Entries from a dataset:
↓↓↓

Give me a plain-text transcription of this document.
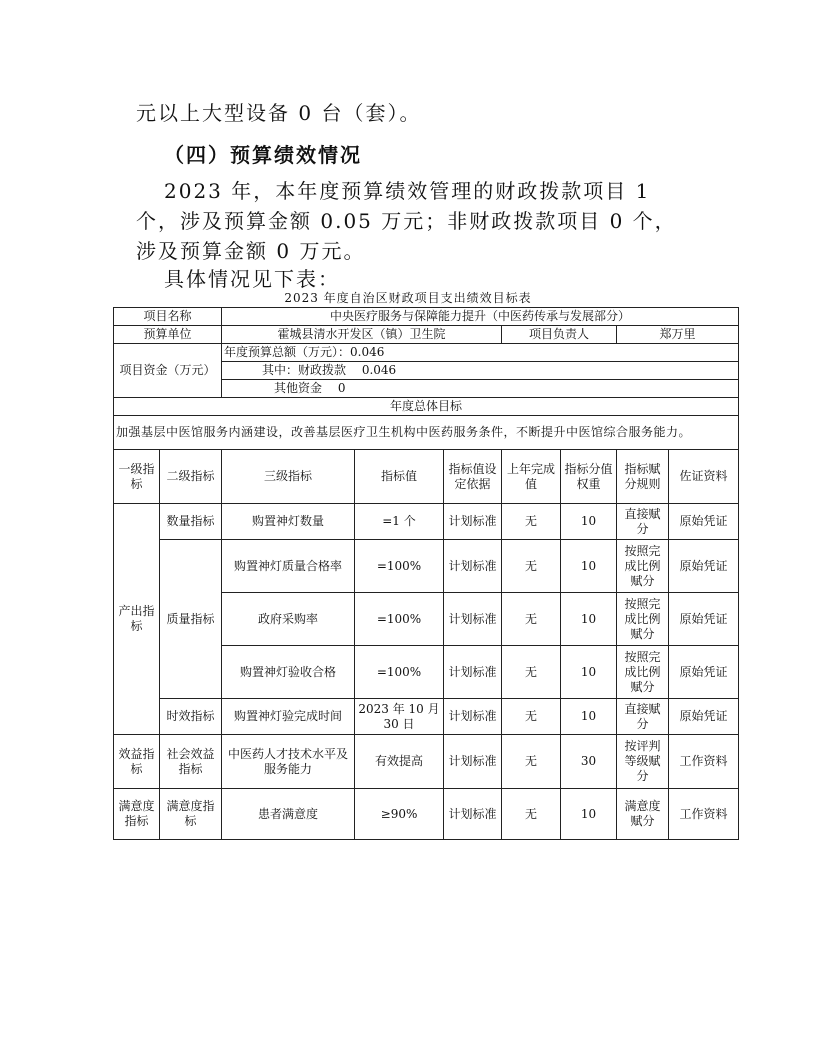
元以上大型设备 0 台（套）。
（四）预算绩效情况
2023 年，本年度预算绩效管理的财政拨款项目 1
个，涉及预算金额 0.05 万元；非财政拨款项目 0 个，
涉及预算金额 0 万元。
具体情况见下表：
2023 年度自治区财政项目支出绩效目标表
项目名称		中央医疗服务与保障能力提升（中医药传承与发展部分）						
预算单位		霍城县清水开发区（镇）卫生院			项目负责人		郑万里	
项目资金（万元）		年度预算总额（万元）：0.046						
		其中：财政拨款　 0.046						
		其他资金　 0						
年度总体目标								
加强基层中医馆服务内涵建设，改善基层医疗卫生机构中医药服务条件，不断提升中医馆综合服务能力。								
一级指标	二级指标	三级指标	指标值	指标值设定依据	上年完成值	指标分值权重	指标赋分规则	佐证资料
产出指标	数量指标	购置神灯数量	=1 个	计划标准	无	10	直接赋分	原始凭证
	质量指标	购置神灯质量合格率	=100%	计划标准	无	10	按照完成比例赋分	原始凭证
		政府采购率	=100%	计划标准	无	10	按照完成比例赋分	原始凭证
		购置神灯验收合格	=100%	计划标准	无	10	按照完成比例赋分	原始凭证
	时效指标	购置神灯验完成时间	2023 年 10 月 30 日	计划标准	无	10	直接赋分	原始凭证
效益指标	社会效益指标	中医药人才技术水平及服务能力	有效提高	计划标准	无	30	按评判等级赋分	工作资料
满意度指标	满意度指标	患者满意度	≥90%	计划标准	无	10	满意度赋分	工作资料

↑↑↑
↓↓↓

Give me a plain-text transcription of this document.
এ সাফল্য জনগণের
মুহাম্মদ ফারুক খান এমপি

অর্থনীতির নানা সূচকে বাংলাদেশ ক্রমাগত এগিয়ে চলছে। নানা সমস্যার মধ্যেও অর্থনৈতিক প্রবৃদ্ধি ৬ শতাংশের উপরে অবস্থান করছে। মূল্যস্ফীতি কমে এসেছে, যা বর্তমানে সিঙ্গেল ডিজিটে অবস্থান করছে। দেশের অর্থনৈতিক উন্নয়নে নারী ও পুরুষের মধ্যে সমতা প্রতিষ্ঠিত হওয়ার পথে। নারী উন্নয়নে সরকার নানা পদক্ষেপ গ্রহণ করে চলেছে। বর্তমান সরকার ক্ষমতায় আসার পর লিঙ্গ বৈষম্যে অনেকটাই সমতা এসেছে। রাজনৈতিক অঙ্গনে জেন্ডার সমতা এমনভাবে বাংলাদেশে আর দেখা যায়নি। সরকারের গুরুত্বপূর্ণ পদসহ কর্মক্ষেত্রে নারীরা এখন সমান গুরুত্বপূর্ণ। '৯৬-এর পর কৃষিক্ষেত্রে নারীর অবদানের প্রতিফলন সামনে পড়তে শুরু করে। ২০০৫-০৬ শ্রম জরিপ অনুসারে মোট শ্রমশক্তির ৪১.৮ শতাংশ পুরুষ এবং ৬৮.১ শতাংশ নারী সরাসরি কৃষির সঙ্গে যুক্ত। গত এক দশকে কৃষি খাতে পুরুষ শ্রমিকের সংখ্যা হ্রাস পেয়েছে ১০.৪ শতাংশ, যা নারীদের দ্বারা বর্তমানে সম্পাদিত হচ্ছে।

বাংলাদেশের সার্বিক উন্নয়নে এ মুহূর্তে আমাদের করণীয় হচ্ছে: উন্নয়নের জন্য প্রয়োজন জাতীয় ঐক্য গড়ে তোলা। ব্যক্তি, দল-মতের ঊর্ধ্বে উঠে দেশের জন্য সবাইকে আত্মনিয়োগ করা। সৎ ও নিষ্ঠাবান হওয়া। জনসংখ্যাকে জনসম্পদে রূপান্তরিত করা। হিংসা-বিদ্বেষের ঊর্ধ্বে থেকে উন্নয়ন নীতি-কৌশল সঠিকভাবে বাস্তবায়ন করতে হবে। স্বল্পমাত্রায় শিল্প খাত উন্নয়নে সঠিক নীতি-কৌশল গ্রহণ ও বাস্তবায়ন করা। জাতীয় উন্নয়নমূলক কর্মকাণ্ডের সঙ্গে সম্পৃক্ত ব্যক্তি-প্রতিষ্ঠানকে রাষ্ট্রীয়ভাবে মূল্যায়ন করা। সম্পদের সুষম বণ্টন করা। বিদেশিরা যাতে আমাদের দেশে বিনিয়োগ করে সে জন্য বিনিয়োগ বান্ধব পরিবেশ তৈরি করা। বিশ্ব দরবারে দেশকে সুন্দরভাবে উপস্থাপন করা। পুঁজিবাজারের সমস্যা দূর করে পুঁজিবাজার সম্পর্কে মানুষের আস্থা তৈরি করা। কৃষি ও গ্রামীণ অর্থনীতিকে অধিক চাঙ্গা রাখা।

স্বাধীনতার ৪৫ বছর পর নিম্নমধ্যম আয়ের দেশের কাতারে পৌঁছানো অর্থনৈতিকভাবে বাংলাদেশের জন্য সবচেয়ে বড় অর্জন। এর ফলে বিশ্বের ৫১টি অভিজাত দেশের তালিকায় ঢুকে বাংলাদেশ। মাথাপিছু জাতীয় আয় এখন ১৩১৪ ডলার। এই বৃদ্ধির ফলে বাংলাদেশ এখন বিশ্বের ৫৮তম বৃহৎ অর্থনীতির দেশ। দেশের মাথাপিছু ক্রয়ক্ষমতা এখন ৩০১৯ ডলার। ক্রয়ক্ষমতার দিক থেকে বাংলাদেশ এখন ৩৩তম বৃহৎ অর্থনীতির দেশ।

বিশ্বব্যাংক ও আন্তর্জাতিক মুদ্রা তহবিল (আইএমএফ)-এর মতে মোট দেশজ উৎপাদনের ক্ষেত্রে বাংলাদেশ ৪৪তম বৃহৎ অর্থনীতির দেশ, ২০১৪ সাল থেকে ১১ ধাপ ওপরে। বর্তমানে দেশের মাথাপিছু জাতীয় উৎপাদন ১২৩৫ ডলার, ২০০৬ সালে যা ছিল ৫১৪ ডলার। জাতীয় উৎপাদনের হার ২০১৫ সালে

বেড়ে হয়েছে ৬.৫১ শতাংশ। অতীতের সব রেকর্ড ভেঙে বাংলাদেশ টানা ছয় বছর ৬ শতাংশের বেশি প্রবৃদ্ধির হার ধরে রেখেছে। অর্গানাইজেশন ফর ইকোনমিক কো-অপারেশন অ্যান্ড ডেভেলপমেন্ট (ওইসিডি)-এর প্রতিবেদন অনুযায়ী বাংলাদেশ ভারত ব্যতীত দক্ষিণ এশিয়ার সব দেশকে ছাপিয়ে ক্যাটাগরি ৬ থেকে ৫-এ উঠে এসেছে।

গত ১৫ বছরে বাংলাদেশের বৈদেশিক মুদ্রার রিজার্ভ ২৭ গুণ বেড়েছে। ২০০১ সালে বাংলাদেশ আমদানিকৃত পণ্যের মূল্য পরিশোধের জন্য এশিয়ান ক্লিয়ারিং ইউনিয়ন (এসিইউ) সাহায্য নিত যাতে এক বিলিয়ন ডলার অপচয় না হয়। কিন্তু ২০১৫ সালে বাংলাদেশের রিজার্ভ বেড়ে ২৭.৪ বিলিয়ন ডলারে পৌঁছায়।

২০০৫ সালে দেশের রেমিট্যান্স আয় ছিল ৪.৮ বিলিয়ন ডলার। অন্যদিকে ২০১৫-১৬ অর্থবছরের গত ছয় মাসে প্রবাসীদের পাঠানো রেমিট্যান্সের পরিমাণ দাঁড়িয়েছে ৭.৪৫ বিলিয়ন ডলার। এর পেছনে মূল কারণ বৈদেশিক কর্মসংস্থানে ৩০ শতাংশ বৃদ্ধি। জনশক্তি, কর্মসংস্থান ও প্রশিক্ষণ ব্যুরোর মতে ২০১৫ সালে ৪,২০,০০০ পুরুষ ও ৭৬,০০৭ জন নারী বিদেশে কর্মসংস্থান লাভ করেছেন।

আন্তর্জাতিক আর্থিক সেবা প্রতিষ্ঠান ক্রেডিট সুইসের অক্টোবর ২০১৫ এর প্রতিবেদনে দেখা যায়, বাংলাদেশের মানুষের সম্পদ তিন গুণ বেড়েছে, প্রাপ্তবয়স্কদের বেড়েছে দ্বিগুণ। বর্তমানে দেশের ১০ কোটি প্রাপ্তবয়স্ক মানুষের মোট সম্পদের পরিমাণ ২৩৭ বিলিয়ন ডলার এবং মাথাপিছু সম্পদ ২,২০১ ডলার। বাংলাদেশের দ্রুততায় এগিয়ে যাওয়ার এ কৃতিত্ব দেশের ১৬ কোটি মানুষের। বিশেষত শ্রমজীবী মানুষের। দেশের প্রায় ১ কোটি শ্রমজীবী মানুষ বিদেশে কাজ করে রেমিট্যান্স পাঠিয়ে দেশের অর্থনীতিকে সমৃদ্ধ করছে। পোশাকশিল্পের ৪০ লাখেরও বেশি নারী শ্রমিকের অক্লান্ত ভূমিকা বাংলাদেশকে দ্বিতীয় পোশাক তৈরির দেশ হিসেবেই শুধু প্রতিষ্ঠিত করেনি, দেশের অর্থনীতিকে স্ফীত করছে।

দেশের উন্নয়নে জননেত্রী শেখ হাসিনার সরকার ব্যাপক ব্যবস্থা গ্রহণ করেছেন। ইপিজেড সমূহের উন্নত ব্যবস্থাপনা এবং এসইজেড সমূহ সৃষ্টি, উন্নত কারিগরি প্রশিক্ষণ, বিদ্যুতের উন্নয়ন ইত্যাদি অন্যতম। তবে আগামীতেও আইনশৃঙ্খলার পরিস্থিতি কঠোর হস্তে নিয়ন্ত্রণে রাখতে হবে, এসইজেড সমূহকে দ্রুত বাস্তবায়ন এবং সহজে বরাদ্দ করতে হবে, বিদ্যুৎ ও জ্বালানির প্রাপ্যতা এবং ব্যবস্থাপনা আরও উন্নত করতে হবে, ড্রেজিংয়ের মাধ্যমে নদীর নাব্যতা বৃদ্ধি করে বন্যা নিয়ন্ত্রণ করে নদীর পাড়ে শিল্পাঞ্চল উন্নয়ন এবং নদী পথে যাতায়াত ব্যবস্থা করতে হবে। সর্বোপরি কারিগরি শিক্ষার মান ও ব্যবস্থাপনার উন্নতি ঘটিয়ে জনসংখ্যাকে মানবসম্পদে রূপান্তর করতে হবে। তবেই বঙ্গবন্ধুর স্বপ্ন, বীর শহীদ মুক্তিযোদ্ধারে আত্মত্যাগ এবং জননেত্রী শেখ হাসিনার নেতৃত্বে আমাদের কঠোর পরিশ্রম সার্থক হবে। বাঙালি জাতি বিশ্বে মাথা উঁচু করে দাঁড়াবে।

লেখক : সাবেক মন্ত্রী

↑↑↑

**Task directions:**
Looking at the data above, show all lines where the word "计划标准" occurs.

**Result for this task:**
产出指标	数量指标	购置神灯数量	=1 个	计划标准	无	10	直接赋分	原始凭证
	质量指标	购置神灯质量合格率	=100%	计划标准	无	10	按照完成比例赋分	原始凭证
		政府采购率	=100%	计划标准	无	10	按照完成比例赋分	原始凭证
		购置神灯验收合格	=100%	计划标准	无	10	按照完成比例赋分	原始凭证
	时效指标	购置神灯验完成时间	2023 年 10 月 30 日	计划标准	无	10	直接赋分	原始凭证
效益指标	社会效益指标	中医药人才技术水平及服务能力	有效提高	计划标准	无	30	按评判等级赋分	工作资料
满意度指标	满意度指标	患者满意度	≥90%	计划标准	无	10	满意度赋分	工作资料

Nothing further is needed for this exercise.